___ Dataset content ___
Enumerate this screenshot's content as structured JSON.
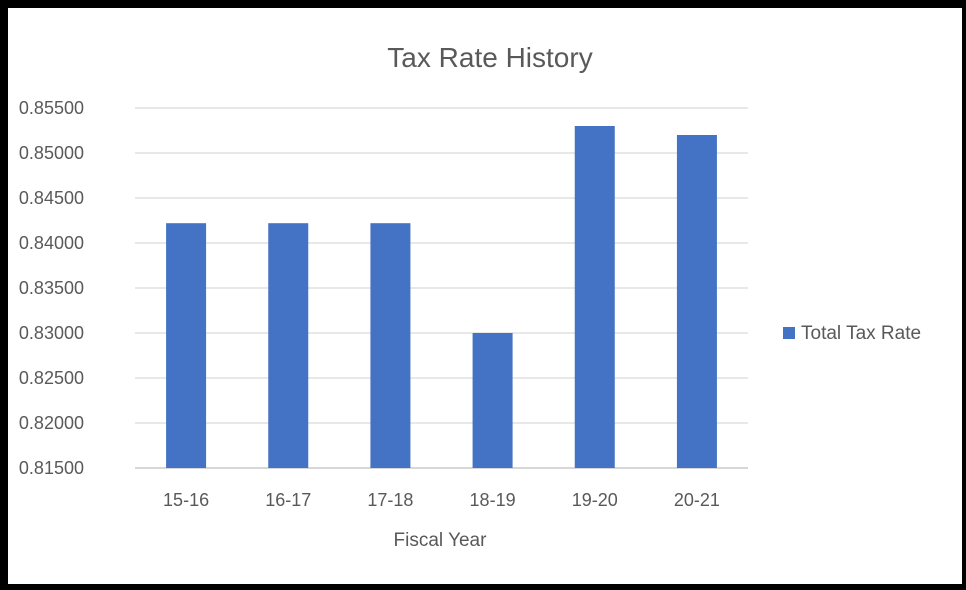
{
  "chart_data": {
    "type": "bar",
    "title": "Tax Rate History",
    "xlabel": "Fiscal Year",
    "ylabel": "",
    "categories": [
      "15-16",
      "16-17",
      "17-18",
      "18-19",
      "19-20",
      "20-21"
    ],
    "series": [
      {
        "name": "Total Tax Rate",
        "color": "#4472c4",
        "values": [
          0.8422,
          0.8422,
          0.8422,
          0.83,
          0.853,
          0.852
        ]
      }
    ],
    "ylim": [
      0.815,
      0.855
    ],
    "yticks": [
      "0.81500",
      "0.82000",
      "0.82500",
      "0.83000",
      "0.83500",
      "0.84000",
      "0.84500",
      "0.85000",
      "0.85500"
    ],
    "grid": true,
    "legend_position": "right"
  }
}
___
Directive:
Quote everything in the listing above exactly; pictures are the only thing to omit.

Written solution:
Enumerate this screenshot's content as structured JSON.
{
  "chart_data": {
    "type": "bar",
    "title": "Tax Rate History",
    "xlabel": "Fiscal Year",
    "ylabel": "",
    "categories": [
      "15-16",
      "16-17",
      "17-18",
      "18-19",
      "19-20",
      "20-21"
    ],
    "series": [
      {
        "name": "Total Tax Rate",
        "color": "#4472c4",
        "values": [
          0.8422,
          0.8422,
          0.8422,
          0.83,
          0.853,
          0.852
        ]
      }
    ],
    "ylim": [
      0.815,
      0.855
    ],
    "yticks": [
      "0.81500",
      "0.82000",
      "0.82500",
      "0.83000",
      "0.83500",
      "0.84000",
      "0.84500",
      "0.85000",
      "0.85500"
    ],
    "grid": true,
    "legend_position": "right"
  }
}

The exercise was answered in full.